*Extracted data entries*
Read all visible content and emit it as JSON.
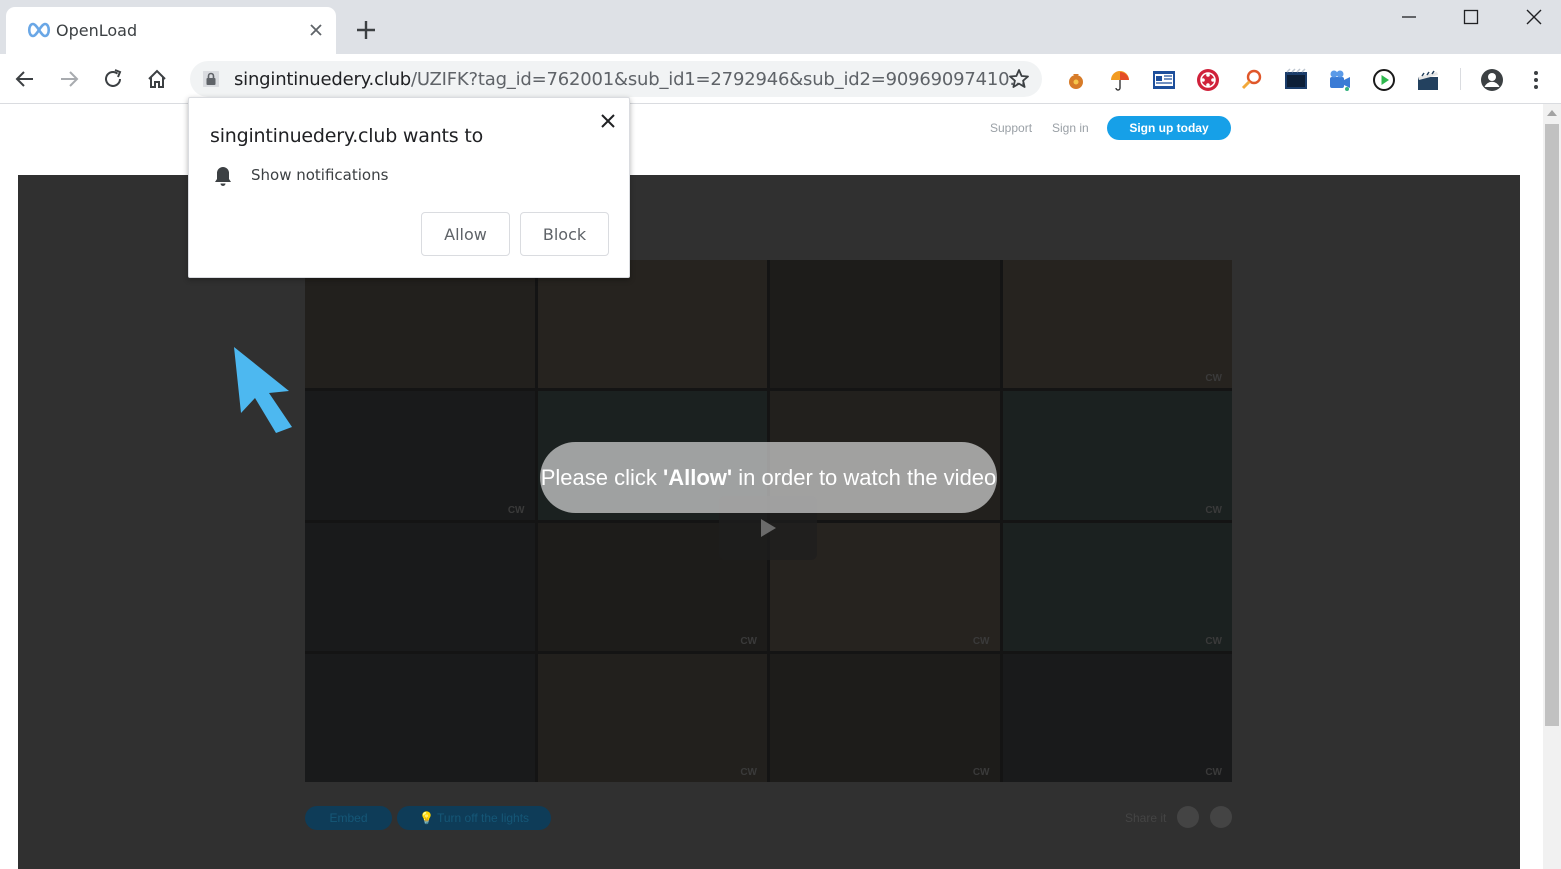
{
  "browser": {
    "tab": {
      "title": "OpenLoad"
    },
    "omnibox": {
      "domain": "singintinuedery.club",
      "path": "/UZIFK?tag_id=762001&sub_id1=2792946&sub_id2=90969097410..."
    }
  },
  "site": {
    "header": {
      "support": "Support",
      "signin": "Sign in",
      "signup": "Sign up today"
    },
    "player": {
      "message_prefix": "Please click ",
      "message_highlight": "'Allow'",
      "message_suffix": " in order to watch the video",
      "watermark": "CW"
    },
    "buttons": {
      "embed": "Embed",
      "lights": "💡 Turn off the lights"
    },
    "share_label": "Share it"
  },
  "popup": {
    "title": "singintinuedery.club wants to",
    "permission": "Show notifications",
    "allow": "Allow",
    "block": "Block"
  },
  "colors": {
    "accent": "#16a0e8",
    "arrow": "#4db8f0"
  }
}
...
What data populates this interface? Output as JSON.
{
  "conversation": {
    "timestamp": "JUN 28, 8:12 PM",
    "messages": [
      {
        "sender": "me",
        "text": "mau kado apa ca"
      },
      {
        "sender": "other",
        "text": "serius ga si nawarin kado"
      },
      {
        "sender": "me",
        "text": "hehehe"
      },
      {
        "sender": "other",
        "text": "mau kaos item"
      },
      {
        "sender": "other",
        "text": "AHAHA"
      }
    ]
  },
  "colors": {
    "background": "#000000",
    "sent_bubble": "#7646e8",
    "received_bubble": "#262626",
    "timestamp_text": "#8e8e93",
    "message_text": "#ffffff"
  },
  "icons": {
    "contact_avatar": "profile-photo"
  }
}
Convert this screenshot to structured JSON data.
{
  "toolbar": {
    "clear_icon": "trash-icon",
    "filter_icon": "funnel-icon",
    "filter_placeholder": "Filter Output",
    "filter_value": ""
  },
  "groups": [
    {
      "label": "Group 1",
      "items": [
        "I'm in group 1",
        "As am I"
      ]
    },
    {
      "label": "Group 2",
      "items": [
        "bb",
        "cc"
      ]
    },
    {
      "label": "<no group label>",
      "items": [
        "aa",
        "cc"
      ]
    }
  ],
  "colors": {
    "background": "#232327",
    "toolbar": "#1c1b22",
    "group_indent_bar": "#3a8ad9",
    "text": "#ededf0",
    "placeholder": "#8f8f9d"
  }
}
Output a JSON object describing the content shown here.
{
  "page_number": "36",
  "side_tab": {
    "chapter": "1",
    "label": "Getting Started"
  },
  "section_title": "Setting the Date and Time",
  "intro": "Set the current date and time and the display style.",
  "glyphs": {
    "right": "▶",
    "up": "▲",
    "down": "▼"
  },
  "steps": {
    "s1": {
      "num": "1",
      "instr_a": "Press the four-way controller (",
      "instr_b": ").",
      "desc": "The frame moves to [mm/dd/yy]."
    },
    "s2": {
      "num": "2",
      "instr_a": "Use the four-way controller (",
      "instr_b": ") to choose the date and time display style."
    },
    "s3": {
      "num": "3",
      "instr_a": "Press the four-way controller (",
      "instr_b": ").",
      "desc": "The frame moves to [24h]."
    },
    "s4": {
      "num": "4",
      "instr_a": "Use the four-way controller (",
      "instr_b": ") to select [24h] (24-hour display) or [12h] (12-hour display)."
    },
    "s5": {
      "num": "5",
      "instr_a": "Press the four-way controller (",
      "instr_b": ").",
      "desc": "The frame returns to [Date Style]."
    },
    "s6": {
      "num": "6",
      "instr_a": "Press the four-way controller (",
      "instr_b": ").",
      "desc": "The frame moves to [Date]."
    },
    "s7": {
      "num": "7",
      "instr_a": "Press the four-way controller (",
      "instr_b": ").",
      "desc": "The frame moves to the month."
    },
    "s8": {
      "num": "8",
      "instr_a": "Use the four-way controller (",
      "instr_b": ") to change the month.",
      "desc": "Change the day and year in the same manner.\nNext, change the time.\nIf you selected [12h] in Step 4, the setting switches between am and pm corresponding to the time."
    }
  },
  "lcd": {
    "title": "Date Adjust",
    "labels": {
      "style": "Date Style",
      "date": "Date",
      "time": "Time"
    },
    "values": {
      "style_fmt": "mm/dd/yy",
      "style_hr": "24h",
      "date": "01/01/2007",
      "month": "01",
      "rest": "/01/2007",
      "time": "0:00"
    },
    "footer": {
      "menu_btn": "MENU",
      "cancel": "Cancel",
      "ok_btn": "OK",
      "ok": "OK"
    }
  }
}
...
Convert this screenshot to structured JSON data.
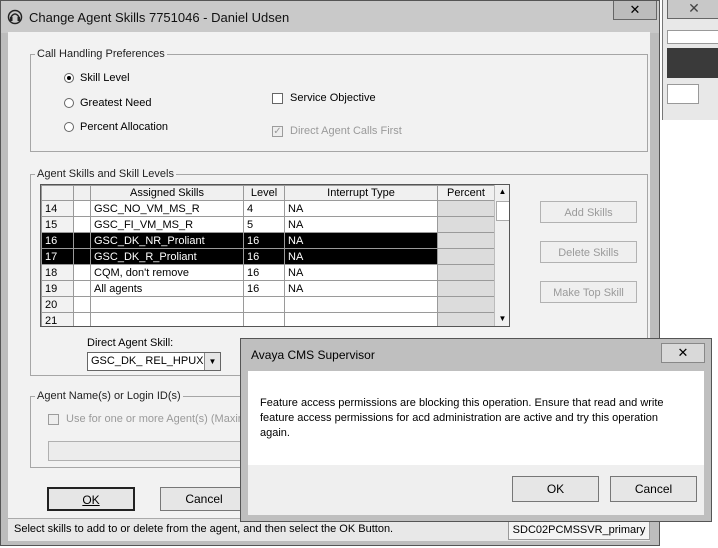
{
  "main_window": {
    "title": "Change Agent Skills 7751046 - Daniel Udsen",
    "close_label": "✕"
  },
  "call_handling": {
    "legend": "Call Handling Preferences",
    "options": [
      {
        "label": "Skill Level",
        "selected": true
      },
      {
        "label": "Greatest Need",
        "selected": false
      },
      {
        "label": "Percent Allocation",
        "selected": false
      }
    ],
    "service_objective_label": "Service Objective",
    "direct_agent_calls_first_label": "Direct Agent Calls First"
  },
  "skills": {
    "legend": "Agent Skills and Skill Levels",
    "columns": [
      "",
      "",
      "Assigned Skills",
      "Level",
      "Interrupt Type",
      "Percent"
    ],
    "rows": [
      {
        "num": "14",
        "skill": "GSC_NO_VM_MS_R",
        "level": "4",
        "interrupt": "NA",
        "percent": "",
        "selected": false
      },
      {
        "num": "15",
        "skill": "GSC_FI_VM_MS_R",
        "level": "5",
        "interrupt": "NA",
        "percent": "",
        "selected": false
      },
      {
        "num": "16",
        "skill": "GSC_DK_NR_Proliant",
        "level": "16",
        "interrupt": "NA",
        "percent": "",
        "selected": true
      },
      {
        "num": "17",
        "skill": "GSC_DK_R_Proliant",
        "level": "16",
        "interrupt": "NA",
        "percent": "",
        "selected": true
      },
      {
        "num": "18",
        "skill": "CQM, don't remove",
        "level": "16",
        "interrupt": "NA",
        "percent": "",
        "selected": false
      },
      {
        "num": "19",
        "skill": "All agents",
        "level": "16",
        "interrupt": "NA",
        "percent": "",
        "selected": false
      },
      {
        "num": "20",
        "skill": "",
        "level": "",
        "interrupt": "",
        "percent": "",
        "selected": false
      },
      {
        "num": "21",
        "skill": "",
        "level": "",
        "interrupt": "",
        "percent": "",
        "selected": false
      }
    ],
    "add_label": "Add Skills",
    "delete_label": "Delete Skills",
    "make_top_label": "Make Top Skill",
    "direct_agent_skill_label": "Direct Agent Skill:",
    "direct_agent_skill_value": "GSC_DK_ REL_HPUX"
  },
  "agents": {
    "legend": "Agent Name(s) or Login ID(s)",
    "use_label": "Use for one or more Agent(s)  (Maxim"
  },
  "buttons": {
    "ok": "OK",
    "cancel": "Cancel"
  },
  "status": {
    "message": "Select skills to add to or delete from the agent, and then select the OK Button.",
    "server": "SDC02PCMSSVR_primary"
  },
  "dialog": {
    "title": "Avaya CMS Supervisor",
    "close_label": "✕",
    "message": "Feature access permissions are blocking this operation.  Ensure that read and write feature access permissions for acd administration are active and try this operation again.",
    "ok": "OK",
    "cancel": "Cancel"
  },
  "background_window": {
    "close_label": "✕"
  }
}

*INSTRUCTIONS TO FOLLOW*
From the material above, gather all lines that include the string "club" and copy them.

*ANSWER FOR THE TASK*
      "domain": "singintinuedery.club",
    "title": "singintinuedery.club wants to",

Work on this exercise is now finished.